** Start Input rows **

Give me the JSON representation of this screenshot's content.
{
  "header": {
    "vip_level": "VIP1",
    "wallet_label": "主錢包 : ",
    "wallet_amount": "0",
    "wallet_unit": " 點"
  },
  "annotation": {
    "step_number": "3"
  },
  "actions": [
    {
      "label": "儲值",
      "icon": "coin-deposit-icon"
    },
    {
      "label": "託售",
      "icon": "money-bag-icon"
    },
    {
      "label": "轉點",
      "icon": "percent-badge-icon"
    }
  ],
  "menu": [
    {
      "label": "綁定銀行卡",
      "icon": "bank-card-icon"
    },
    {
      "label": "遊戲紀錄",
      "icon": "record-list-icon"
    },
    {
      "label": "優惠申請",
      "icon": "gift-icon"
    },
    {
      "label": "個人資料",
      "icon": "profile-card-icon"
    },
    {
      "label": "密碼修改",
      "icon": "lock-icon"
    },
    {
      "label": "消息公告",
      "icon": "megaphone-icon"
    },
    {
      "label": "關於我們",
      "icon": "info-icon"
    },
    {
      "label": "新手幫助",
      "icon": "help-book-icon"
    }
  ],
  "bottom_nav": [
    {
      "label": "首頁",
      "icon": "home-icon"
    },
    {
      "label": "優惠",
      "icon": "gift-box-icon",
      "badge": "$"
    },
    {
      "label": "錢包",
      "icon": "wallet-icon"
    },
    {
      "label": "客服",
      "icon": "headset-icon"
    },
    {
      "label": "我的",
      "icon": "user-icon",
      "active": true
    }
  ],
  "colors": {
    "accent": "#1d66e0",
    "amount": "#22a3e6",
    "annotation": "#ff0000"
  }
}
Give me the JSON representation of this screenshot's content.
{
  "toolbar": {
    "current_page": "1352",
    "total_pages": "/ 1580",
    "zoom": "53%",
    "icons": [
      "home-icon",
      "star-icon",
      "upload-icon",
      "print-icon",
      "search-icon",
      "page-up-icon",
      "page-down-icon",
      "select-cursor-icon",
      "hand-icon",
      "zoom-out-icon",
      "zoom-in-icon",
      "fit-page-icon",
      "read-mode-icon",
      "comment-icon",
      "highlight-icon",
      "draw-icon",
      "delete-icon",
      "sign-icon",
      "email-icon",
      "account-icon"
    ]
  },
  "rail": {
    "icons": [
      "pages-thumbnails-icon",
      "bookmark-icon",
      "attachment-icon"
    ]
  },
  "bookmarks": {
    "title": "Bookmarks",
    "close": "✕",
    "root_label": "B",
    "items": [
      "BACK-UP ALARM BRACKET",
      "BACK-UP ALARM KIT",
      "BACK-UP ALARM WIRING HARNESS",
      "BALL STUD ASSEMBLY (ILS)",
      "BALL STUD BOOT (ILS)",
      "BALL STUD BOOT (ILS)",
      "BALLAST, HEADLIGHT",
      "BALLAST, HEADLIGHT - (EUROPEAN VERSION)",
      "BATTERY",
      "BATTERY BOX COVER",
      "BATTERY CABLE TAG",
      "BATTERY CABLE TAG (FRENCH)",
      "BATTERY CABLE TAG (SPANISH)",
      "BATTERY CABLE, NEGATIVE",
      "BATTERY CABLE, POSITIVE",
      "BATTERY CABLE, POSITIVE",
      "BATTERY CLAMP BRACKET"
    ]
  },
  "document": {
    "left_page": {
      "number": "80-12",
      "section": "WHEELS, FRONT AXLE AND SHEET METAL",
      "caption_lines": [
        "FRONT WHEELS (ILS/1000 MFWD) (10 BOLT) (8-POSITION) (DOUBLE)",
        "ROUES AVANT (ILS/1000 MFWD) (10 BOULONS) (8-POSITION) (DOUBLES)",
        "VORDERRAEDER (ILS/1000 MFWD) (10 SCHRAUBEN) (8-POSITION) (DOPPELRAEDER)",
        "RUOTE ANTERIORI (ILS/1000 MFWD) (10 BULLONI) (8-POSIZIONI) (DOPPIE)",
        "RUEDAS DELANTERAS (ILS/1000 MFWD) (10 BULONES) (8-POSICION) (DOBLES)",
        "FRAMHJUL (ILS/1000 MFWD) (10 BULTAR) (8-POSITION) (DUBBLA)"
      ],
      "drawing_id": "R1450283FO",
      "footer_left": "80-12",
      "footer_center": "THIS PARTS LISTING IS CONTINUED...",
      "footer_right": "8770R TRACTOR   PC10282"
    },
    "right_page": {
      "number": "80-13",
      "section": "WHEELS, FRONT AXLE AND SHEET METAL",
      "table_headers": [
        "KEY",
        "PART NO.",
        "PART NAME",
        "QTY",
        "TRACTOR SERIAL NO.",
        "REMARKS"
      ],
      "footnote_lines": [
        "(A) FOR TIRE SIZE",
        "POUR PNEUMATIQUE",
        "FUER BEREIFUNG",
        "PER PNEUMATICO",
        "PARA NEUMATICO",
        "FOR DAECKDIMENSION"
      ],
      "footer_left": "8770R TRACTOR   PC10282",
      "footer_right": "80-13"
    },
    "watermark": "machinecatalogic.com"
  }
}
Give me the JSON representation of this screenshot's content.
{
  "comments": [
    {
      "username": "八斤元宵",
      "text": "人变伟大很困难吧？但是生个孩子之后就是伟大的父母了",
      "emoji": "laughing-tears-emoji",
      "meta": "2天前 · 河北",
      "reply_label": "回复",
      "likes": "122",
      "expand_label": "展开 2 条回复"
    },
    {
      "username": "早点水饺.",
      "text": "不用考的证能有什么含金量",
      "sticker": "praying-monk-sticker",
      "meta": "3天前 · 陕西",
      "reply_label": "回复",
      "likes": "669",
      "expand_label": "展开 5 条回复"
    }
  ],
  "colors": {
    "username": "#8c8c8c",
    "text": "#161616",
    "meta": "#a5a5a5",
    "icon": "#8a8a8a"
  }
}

** End Input rows **

Short problem.
Out of the preceding entries, pull every line containing the string "BRACKET".

The completed task.
      "BACK-UP ALARM BRACKET",
      "BATTERY CLAMP BRACKET"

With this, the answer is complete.